_DATA PROVIDED:_
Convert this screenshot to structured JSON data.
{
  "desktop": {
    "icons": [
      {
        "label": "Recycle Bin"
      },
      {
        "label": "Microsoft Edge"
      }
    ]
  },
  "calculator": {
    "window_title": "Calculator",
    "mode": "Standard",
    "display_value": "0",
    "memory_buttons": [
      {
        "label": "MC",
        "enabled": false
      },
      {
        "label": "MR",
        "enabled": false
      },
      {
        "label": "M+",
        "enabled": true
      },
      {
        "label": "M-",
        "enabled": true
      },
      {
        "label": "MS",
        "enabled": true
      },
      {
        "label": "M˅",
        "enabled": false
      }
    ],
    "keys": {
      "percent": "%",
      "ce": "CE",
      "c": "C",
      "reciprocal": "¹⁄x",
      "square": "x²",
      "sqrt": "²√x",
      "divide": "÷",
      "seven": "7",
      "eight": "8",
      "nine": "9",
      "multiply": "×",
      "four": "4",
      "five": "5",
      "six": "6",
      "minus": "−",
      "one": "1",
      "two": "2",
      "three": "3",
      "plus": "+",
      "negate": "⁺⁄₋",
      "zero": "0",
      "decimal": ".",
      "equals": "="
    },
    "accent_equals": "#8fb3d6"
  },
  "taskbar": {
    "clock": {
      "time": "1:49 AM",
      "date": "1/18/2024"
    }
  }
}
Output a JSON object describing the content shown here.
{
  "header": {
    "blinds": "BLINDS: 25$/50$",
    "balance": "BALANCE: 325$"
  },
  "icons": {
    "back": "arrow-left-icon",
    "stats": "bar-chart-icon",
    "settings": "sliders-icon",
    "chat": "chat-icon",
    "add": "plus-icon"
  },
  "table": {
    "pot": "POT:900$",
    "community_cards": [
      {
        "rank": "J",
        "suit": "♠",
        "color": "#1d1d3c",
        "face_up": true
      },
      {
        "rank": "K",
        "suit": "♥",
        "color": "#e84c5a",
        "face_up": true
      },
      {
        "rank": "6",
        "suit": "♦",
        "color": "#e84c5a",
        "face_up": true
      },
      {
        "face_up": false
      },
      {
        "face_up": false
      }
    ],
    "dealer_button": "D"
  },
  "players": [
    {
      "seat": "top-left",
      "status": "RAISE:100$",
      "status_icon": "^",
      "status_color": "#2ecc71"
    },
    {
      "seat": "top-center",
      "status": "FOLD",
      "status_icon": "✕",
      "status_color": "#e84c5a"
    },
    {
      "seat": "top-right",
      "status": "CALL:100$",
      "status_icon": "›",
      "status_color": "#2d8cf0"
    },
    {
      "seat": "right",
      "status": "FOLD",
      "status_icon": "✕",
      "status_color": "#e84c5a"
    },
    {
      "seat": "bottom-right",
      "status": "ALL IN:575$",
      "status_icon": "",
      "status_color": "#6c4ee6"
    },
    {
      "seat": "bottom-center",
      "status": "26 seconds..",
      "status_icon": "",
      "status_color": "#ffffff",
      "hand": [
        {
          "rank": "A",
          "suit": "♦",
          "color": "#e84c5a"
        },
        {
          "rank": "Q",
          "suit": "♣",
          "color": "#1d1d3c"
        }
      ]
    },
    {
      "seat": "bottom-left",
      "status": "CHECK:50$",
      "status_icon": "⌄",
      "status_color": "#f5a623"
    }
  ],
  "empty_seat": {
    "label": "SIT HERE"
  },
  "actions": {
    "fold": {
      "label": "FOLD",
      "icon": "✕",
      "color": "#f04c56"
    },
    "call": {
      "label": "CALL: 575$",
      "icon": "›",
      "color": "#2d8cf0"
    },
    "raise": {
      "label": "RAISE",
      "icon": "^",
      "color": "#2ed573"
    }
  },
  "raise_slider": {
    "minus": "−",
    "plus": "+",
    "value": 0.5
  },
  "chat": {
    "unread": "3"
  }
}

_JOB:_ Type the whole listing again, unaltered.

_OUTPUT OF THE TASK:_
Convert this screenshot to structured JSON data.
{
  "desktop": {
    "icons": [
      {
        "label": "Recycle Bin"
      },
      {
        "label": "Microsoft Edge"
      }
    ]
  },
  "calculator": {
    "window_title": "Calculator",
    "mode": "Standard",
    "display_value": "0",
    "memory_buttons": [
      {
        "label": "MC",
        "enabled": false
      },
      {
        "label": "MR",
        "enabled": false
      },
      {
        "label": "M+",
        "enabled": true
      },
      {
        "label": "M-",
        "enabled": true
      },
      {
        "label": "MS",
        "enabled": true
      },
      {
        "label": "M˅",
        "enabled": false
      }
    ],
    "keys": {
      "percent": "%",
      "ce": "CE",
      "c": "C",
      "reciprocal": "¹⁄x",
      "square": "x²",
      "sqrt": "²√x",
      "divide": "÷",
      "seven": "7",
      "eight": "8",
      "nine": "9",
      "multiply": "×",
      "four": "4",
      "five": "5",
      "six": "6",
      "minus": "−",
      "one": "1",
      "two": "2",
      "three": "3",
      "plus": "+",
      "negate": "⁺⁄₋",
      "zero": "0",
      "decimal": ".",
      "equals": "="
    },
    "accent_equals": "#8fb3d6"
  },
  "taskbar": {
    "clock": {
      "time": "1:49 AM",
      "date": "1/18/2024"
    }
  }
}
Output a JSON object describing the content shown here.
{
  "header": {
    "blinds": "BLINDS: 25$/50$",
    "balance": "BALANCE: 325$"
  },
  "icons": {
    "back": "arrow-left-icon",
    "stats": "bar-chart-icon",
    "settings": "sliders-icon",
    "chat": "chat-icon",
    "add": "plus-icon"
  },
  "table": {
    "pot": "POT:900$",
    "community_cards": [
      {
        "rank": "J",
        "suit": "♠",
        "color": "#1d1d3c",
        "face_up": true
      },
      {
        "rank": "K",
        "suit": "♥",
        "color": "#e84c5a",
        "face_up": true
      },
      {
        "rank": "6",
        "suit": "♦",
        "color": "#e84c5a",
        "face_up": true
      },
      {
        "face_up": false
      },
      {
        "face_up": false
      }
    ],
    "dealer_button": "D"
  },
  "players": [
    {
      "seat": "top-left",
      "status": "RAISE:100$",
      "status_icon": "^",
      "status_color": "#2ecc71"
    },
    {
      "seat": "top-center",
      "status": "FOLD",
      "status_icon": "✕",
      "status_color": "#e84c5a"
    },
    {
      "seat": "top-right",
      "status": "CALL:100$",
      "status_icon": "›",
      "status_color": "#2d8cf0"
    },
    {
      "seat": "right",
      "status": "FOLD",
      "status_icon": "✕",
      "status_color": "#e84c5a"
    },
    {
      "seat": "bottom-right",
      "status": "ALL IN:575$",
      "status_icon": "",
      "status_color": "#6c4ee6"
    },
    {
      "seat": "bottom-center",
      "status": "26 seconds..",
      "status_icon": "",
      "status_color": "#ffffff",
      "hand": [
        {
          "rank": "A",
          "suit": "♦",
          "color": "#e84c5a"
        },
        {
          "rank": "Q",
          "suit": "♣",
          "color": "#1d1d3c"
        }
      ]
    },
    {
      "seat": "bottom-left",
      "status": "CHECK:50$",
      "status_icon": "⌄",
      "status_color": "#f5a623"
    }
  ],
  "empty_seat": {
    "label": "SIT HERE"
  },
  "actions": {
    "fold": {
      "label": "FOLD",
      "icon": "✕",
      "color": "#f04c56"
    },
    "call": {
      "label": "CALL: 575$",
      "icon": "›",
      "color": "#2d8cf0"
    },
    "raise": {
      "label": "RAISE",
      "icon": "^",
      "color": "#2ed573"
    }
  },
  "raise_slider": {
    "minus": "−",
    "plus": "+",
    "value": 0.5
  },
  "chat": {
    "unread": "3"
  }
}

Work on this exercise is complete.